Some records
## begin

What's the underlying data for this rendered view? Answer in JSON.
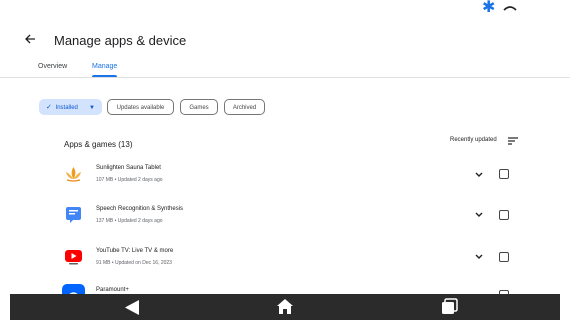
{
  "status_bar": {
    "bluetooth_icon": "bluetooth-icon",
    "wifi_icon": "wifi-icon"
  },
  "header": {
    "title": "Manage apps & device",
    "back_icon": "arrow-back-icon"
  },
  "tabs": [
    {
      "label": "Overview",
      "active": false
    },
    {
      "label": "Manage",
      "active": true
    }
  ],
  "filters": {
    "installed": "Installed",
    "updates_available": "Updates available",
    "games": "Games",
    "archived": "Archived"
  },
  "section": {
    "title": "Apps & games (13)",
    "sort_label": "Recently updated",
    "sort_icon": "sort-icon"
  },
  "apps": [
    {
      "name": "Sunlighten Sauna Tablet",
      "meta": "107 MB • Updated 2 days ago",
      "icon": "sunlighten-app-icon"
    },
    {
      "name": "Speech Recognition & Synthesis",
      "meta": "137 MB • Updated 2 days ago",
      "icon": "speech-services-app-icon"
    },
    {
      "name": "YouTube TV: Live TV & more",
      "meta": "91 MB • Updated on Dec 16, 2023",
      "icon": "youtube-tv-app-icon"
    },
    {
      "name": "Paramount+",
      "meta": "",
      "icon": "paramount-app-icon"
    }
  ],
  "navbar": {
    "back": "nav-back-icon",
    "home": "nav-home-icon",
    "recents": "nav-recents-icon"
  },
  "colors": {
    "accent": "#1a73e8",
    "chip_selected_bg": "#d3e3fd",
    "navbar_bg": "#2b2b2b"
  }
}
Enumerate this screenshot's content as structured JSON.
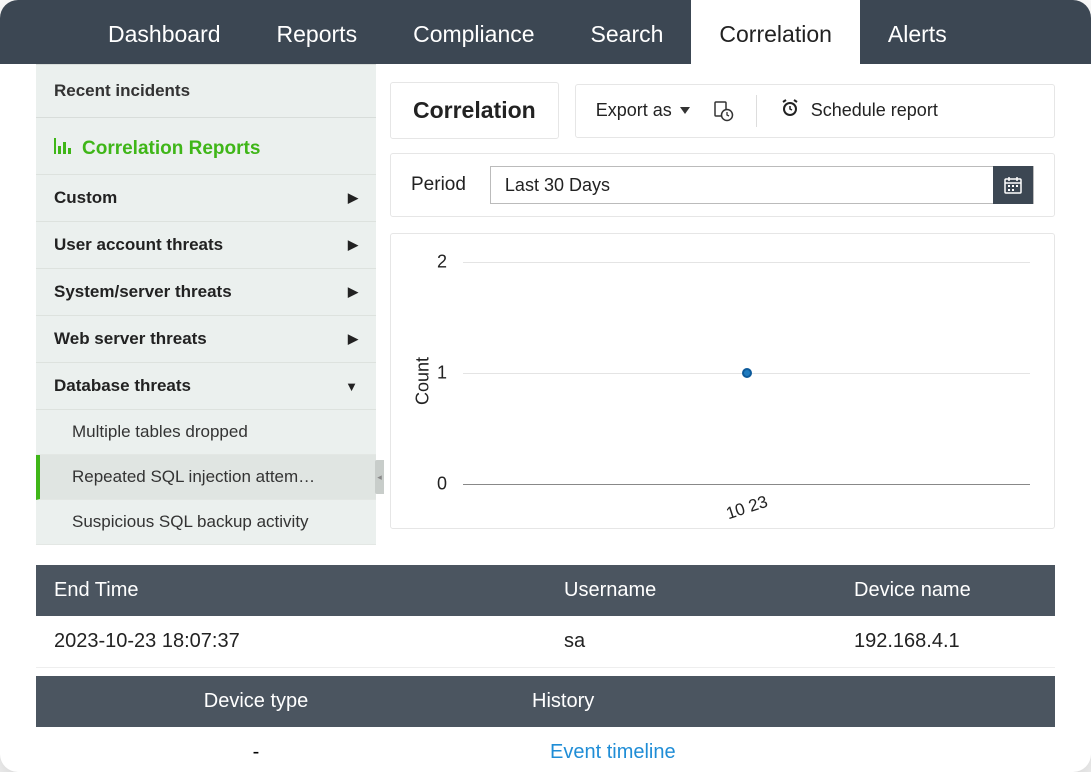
{
  "nav": {
    "tabs": [
      "Dashboard",
      "Reports",
      "Compliance",
      "Search",
      "Correlation",
      "Alerts"
    ],
    "active": "Correlation"
  },
  "sidebar": {
    "header": "Recent incidents",
    "section_title": "Correlation Reports",
    "items": [
      {
        "label": "Custom",
        "expanded": false
      },
      {
        "label": "User account threats",
        "expanded": false
      },
      {
        "label": "System/server threats",
        "expanded": false
      },
      {
        "label": "Web server threats",
        "expanded": false
      },
      {
        "label": "Database threats",
        "expanded": true
      }
    ],
    "subitems": [
      {
        "label": "Multiple tables dropped",
        "active": false
      },
      {
        "label": "Repeated SQL injection attem…",
        "active": true
      },
      {
        "label": "Suspicious SQL backup activity",
        "active": false
      }
    ]
  },
  "content": {
    "title": "Correlation",
    "export_label": "Export as",
    "schedule_label": "Schedule report",
    "period_label": "Period",
    "period_value": "Last 30 Days"
  },
  "chart_data": {
    "type": "scatter",
    "title": "",
    "xlabel": "",
    "ylabel": "Count",
    "ylim": [
      0,
      2
    ],
    "yticks": [
      0,
      1,
      2
    ],
    "x_categories": [
      "10 23"
    ],
    "series": [
      {
        "name": "events",
        "values": [
          {
            "x": "10 23",
            "y": 1
          }
        ]
      }
    ]
  },
  "table": {
    "columns": [
      "End Time",
      "Username",
      "Device name"
    ],
    "rows": [
      {
        "end_time": "2023-10-23 18:07:37",
        "username": "sa",
        "device_name": "192.168.4.1"
      }
    ],
    "columns2": [
      "Device type",
      "History"
    ],
    "rows2": [
      {
        "device_type": "-",
        "history": "Event timeline"
      }
    ]
  }
}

## end

*WHAT TO DO*
Replicate the material above verbatim; images stay out of the copy.

*ANSWER TO THIS EXERCISE*
What's the underlying data for this rendered view? Answer in JSON.
{
  "status_bar": {
    "bluetooth_icon": "bluetooth-icon",
    "wifi_icon": "wifi-icon"
  },
  "header": {
    "title": "Manage apps & device",
    "back_icon": "arrow-back-icon"
  },
  "tabs": [
    {
      "label": "Overview",
      "active": false
    },
    {
      "label": "Manage",
      "active": true
    }
  ],
  "filters": {
    "installed": "Installed",
    "updates_available": "Updates available",
    "games": "Games",
    "archived": "Archived"
  },
  "section": {
    "title": "Apps & games (13)",
    "sort_label": "Recently updated",
    "sort_icon": "sort-icon"
  },
  "apps": [
    {
      "name": "Sunlighten Sauna Tablet",
      "meta": "107 MB • Updated 2 days ago",
      "icon": "sunlighten-app-icon"
    },
    {
      "name": "Speech Recognition & Synthesis",
      "meta": "137 MB • Updated 2 days ago",
      "icon": "speech-services-app-icon"
    },
    {
      "name": "YouTube TV: Live TV & more",
      "meta": "91 MB • Updated on Dec 16, 2023",
      "icon": "youtube-tv-app-icon"
    },
    {
      "name": "Paramount+",
      "meta": "",
      "icon": "paramount-app-icon"
    }
  ],
  "navbar": {
    "back": "nav-back-icon",
    "home": "nav-home-icon",
    "recents": "nav-recents-icon"
  },
  "colors": {
    "accent": "#1a73e8",
    "chip_selected_bg": "#d3e3fd",
    "navbar_bg": "#2b2b2b"
  }
}
Enumerate this screenshot's content as structured JSON.
{
  "nav": {
    "tabs": [
      "Dashboard",
      "Reports",
      "Compliance",
      "Search",
      "Correlation",
      "Alerts"
    ],
    "active": "Correlation"
  },
  "sidebar": {
    "header": "Recent incidents",
    "section_title": "Correlation Reports",
    "items": [
      {
        "label": "Custom",
        "expanded": false
      },
      {
        "label": "User account threats",
        "expanded": false
      },
      {
        "label": "System/server threats",
        "expanded": false
      },
      {
        "label": "Web server threats",
        "expanded": false
      },
      {
        "label": "Database threats",
        "expanded": true
      }
    ],
    "subitems": [
      {
        "label": "Multiple tables dropped",
        "active": false
      },
      {
        "label": "Repeated SQL injection attem…",
        "active": true
      },
      {
        "label": "Suspicious SQL backup activity",
        "active": false
      }
    ]
  },
  "content": {
    "title": "Correlation",
    "export_label": "Export as",
    "schedule_label": "Schedule report",
    "period_label": "Period",
    "period_value": "Last 30 Days"
  },
  "chart_data": {
    "type": "scatter",
    "title": "",
    "xlabel": "",
    "ylabel": "Count",
    "ylim": [
      0,
      2
    ],
    "yticks": [
      0,
      1,
      2
    ],
    "x_categories": [
      "10 23"
    ],
    "series": [
      {
        "name": "events",
        "values": [
          {
            "x": "10 23",
            "y": 1
          }
        ]
      }
    ]
  },
  "table": {
    "columns": [
      "End Time",
      "Username",
      "Device name"
    ],
    "rows": [
      {
        "end_time": "2023-10-23 18:07:37",
        "username": "sa",
        "device_name": "192.168.4.1"
      }
    ],
    "columns2": [
      "Device type",
      "History"
    ],
    "rows2": [
      {
        "device_type": "-",
        "history": "Event timeline"
      }
    ]
  }
}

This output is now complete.